[BEGIN Records provided]

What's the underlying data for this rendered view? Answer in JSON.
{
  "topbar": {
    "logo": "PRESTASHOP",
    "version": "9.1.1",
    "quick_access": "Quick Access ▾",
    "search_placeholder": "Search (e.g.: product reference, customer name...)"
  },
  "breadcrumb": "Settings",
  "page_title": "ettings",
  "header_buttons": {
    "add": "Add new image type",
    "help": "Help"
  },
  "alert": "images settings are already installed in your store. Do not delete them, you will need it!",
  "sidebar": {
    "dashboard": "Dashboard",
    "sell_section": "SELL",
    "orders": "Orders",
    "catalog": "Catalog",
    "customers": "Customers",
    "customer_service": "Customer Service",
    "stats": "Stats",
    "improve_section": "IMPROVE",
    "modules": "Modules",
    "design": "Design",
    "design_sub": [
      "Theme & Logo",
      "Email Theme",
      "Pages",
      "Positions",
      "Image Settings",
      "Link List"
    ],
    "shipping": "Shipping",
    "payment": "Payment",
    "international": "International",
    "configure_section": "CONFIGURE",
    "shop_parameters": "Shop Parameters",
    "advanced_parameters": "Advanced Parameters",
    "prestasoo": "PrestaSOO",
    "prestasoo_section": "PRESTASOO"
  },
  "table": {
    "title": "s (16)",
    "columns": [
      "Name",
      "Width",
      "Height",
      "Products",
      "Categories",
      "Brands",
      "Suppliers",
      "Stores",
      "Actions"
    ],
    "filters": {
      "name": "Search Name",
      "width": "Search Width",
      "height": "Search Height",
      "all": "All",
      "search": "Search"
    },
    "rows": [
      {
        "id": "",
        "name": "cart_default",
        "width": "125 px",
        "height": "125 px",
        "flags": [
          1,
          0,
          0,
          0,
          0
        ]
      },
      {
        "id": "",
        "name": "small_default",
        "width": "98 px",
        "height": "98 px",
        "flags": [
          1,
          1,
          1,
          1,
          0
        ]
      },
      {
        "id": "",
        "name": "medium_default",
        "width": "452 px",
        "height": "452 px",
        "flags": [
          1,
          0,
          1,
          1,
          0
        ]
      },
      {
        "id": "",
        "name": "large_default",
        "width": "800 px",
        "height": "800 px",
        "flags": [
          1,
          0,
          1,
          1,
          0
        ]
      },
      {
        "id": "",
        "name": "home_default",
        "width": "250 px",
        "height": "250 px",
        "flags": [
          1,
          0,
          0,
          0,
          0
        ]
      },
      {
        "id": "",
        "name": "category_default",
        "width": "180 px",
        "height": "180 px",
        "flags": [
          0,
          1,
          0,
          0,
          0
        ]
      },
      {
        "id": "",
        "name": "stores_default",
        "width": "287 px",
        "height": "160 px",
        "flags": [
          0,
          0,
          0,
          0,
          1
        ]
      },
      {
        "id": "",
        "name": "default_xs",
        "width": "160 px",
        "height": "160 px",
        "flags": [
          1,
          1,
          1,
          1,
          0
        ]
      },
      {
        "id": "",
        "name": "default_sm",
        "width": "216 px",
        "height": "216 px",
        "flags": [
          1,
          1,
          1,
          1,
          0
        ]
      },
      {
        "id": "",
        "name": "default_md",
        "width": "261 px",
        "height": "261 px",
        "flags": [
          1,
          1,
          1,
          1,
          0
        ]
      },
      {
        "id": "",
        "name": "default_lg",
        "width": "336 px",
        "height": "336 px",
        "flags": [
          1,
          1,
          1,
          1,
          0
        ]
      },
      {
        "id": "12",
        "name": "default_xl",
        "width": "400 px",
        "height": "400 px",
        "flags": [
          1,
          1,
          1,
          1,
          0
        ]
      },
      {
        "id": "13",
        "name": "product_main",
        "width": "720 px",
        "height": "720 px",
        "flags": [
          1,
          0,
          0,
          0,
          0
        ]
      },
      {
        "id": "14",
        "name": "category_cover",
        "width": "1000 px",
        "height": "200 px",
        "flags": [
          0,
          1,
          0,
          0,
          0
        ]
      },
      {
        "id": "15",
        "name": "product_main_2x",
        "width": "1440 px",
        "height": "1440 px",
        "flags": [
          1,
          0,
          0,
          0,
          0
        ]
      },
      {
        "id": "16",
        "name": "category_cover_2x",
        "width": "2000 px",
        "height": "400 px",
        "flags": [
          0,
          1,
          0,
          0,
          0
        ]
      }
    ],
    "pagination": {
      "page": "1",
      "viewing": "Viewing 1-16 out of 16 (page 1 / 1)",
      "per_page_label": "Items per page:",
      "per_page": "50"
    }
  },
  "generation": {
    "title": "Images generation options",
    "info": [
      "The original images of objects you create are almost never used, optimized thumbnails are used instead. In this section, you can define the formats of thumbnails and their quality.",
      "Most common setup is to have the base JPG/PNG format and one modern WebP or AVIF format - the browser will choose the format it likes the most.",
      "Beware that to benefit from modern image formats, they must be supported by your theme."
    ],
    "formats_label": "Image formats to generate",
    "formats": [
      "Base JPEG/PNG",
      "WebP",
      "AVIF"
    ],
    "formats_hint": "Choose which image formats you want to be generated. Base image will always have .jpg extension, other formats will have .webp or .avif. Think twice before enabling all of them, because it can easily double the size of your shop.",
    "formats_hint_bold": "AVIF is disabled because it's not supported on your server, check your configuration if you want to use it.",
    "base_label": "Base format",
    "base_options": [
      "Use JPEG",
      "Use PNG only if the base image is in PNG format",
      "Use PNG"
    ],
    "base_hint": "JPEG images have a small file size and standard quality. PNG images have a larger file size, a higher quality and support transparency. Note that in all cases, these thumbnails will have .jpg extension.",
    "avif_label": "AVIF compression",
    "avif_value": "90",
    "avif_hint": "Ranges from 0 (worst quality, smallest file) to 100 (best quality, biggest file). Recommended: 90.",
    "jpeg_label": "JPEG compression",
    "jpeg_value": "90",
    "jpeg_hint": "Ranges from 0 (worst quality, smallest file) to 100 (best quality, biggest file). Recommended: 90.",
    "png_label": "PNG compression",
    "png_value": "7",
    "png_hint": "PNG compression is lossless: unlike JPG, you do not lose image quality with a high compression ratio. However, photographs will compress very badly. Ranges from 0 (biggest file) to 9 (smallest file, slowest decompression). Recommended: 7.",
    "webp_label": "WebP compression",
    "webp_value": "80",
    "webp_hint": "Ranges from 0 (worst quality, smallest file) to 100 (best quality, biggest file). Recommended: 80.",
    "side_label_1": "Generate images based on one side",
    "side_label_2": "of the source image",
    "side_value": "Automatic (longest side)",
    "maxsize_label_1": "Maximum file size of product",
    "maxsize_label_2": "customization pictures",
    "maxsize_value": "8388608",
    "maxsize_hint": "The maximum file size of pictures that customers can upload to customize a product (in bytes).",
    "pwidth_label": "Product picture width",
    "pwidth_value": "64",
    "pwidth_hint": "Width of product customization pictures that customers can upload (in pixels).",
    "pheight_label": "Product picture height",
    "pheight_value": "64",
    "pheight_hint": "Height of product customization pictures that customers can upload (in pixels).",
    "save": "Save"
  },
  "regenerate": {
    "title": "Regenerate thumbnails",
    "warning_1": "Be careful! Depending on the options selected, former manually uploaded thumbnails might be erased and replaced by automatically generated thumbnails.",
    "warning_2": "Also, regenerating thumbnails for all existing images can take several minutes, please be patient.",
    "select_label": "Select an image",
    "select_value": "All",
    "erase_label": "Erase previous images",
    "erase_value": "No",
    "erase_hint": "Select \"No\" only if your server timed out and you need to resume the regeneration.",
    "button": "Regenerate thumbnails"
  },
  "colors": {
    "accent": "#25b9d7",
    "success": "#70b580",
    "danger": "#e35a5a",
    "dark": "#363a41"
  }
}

[END Records provided]

» The problem
Extract each line of the listing above, copying it word for word.

» Response to this task
What's the underlying data for this rendered view? Answer in JSON.
{
  "topbar": {
    "logo": "PRESTASHOP",
    "version": "9.1.1",
    "quick_access": "Quick Access ▾",
    "search_placeholder": "Search (e.g.: product reference, customer name...)"
  },
  "breadcrumb": "Settings",
  "page_title": "ettings",
  "header_buttons": {
    "add": "Add new image type",
    "help": "Help"
  },
  "alert": "images settings are already installed in your store. Do not delete them, you will need it!",
  "sidebar": {
    "dashboard": "Dashboard",
    "sell_section": "SELL",
    "orders": "Orders",
    "catalog": "Catalog",
    "customers": "Customers",
    "customer_service": "Customer Service",
    "stats": "Stats",
    "improve_section": "IMPROVE",
    "modules": "Modules",
    "design": "Design",
    "design_sub": [
      "Theme & Logo",
      "Email Theme",
      "Pages",
      "Positions",
      "Image Settings",
      "Link List"
    ],
    "shipping": "Shipping",
    "payment": "Payment",
    "international": "International",
    "configure_section": "CONFIGURE",
    "shop_parameters": "Shop Parameters",
    "advanced_parameters": "Advanced Parameters",
    "prestasoo": "PrestaSOO",
    "prestasoo_section": "PRESTASOO"
  },
  "table": {
    "title": "s (16)",
    "columns": [
      "Name",
      "Width",
      "Height",
      "Products",
      "Categories",
      "Brands",
      "Suppliers",
      "Stores",
      "Actions"
    ],
    "filters": {
      "name": "Search Name",
      "width": "Search Width",
      "height": "Search Height",
      "all": "All",
      "search": "Search"
    },
    "rows": [
      {
        "id": "",
        "name": "cart_default",
        "width": "125 px",
        "height": "125 px",
        "flags": [
          1,
          0,
          0,
          0,
          0
        ]
      },
      {
        "id": "",
        "name": "small_default",
        "width": "98 px",
        "height": "98 px",
        "flags": [
          1,
          1,
          1,
          1,
          0
        ]
      },
      {
        "id": "",
        "name": "medium_default",
        "width": "452 px",
        "height": "452 px",
        "flags": [
          1,
          0,
          1,
          1,
          0
        ]
      },
      {
        "id": "",
        "name": "large_default",
        "width": "800 px",
        "height": "800 px",
        "flags": [
          1,
          0,
          1,
          1,
          0
        ]
      },
      {
        "id": "",
        "name": "home_default",
        "width": "250 px",
        "height": "250 px",
        "flags": [
          1,
          0,
          0,
          0,
          0
        ]
      },
      {
        "id": "",
        "name": "category_default",
        "width": "180 px",
        "height": "180 px",
        "flags": [
          0,
          1,
          0,
          0,
          0
        ]
      },
      {
        "id": "",
        "name": "stores_default",
        "width": "287 px",
        "height": "160 px",
        "flags": [
          0,
          0,
          0,
          0,
          1
        ]
      },
      {
        "id": "",
        "name": "default_xs",
        "width": "160 px",
        "height": "160 px",
        "flags": [
          1,
          1,
          1,
          1,
          0
        ]
      },
      {
        "id": "",
        "name": "default_sm",
        "width": "216 px",
        "height": "216 px",
        "flags": [
          1,
          1,
          1,
          1,
          0
        ]
      },
      {
        "id": "",
        "name": "default_md",
        "width": "261 px",
        "height": "261 px",
        "flags": [
          1,
          1,
          1,
          1,
          0
        ]
      },
      {
        "id": "",
        "name": "default_lg",
        "width": "336 px",
        "height": "336 px",
        "flags": [
          1,
          1,
          1,
          1,
          0
        ]
      },
      {
        "id": "12",
        "name": "default_xl",
        "width": "400 px",
        "height": "400 px",
        "flags": [
          1,
          1,
          1,
          1,
          0
        ]
      },
      {
        "id": "13",
        "name": "product_main",
        "width": "720 px",
        "height": "720 px",
        "flags": [
          1,
          0,
          0,
          0,
          0
        ]
      },
      {
        "id": "14",
        "name": "category_cover",
        "width": "1000 px",
        "height": "200 px",
        "flags": [
          0,
          1,
          0,
          0,
          0
        ]
      },
      {
        "id": "15",
        "name": "product_main_2x",
        "width": "1440 px",
        "height": "1440 px",
        "flags": [
          1,
          0,
          0,
          0,
          0
        ]
      },
      {
        "id": "16",
        "name": "category_cover_2x",
        "width": "2000 px",
        "height": "400 px",
        "flags": [
          0,
          1,
          0,
          0,
          0
        ]
      }
    ],
    "pagination": {
      "page": "1",
      "viewing": "Viewing 1-16 out of 16 (page 1 / 1)",
      "per_page_label": "Items per page:",
      "per_page": "50"
    }
  },
  "generation": {
    "title": "Images generation options",
    "info": [
      "The original images of objects you create are almost never used, optimized thumbnails are used instead. In this section, you can define the formats of thumbnails and their quality.",
      "Most common setup is to have the base JPG/PNG format and one modern WebP or AVIF format - the browser will choose the format it likes the most.",
      "Beware that to benefit from modern image formats, they must be supported by your theme."
    ],
    "formats_label": "Image formats to generate",
    "formats": [
      "Base JPEG/PNG",
      "WebP",
      "AVIF"
    ],
    "formats_hint": "Choose which image formats you want to be generated. Base image will always have .jpg extension, other formats will have .webp or .avif. Think twice before enabling all of them, because it can easily double the size of your shop.",
    "formats_hint_bold": "AVIF is disabled because it's not supported on your server, check your configuration if you want to use it.",
    "base_label": "Base format",
    "base_options": [
      "Use JPEG",
      "Use PNG only if the base image is in PNG format",
      "Use PNG"
    ],
    "base_hint": "JPEG images have a small file size and standard quality. PNG images have a larger file size, a higher quality and support transparency. Note that in all cases, these thumbnails will have .jpg extension.",
    "avif_label": "AVIF compression",
    "avif_value": "90",
    "avif_hint": "Ranges from 0 (worst quality, smallest file) to 100 (best quality, biggest file). Recommended: 90.",
    "jpeg_label": "JPEG compression",
    "jpeg_value": "90",
    "jpeg_hint": "Ranges from 0 (worst quality, smallest file) to 100 (best quality, biggest file). Recommended: 90.",
    "png_label": "PNG compression",
    "png_value": "7",
    "png_hint": "PNG compression is lossless: unlike JPG, you do not lose image quality with a high compression ratio. However, photographs will compress very badly. Ranges from 0 (biggest file) to 9 (smallest file, slowest decompression). Recommended: 7.",
    "webp_label": "WebP compression",
    "webp_value": "80",
    "webp_hint": "Ranges from 0 (worst quality, smallest file) to 100 (best quality, biggest file). Recommended: 80.",
    "side_label_1": "Generate images based on one side",
    "side_label_2": "of the source image",
    "side_value": "Automatic (longest side)",
    "maxsize_label_1": "Maximum file size of product",
    "maxsize_label_2": "customization pictures",
    "maxsize_value": "8388608",
    "maxsize_hint": "The maximum file size of pictures that customers can upload to customize a product (in bytes).",
    "pwidth_label": "Product picture width",
    "pwidth_value": "64",
    "pwidth_hint": "Width of product customization pictures that customers can upload (in pixels).",
    "pheight_label": "Product picture height",
    "pheight_value": "64",
    "pheight_hint": "Height of product customization pictures that customers can upload (in pixels).",
    "save": "Save"
  },
  "regenerate": {
    "title": "Regenerate thumbnails",
    "warning_1": "Be careful! Depending on the options selected, former manually uploaded thumbnails might be erased and replaced by automatically generated thumbnails.",
    "warning_2": "Also, regenerating thumbnails for all existing images can take several minutes, please be patient.",
    "select_label": "Select an image",
    "select_value": "All",
    "erase_label": "Erase previous images",
    "erase_value": "No",
    "erase_hint": "Select \"No\" only if your server timed out and you need to resume the regeneration.",
    "button": "Regenerate thumbnails"
  },
  "colors": {
    "accent": "#25b9d7",
    "success": "#70b580",
    "danger": "#e35a5a",
    "dark": "#363a41"
  }
}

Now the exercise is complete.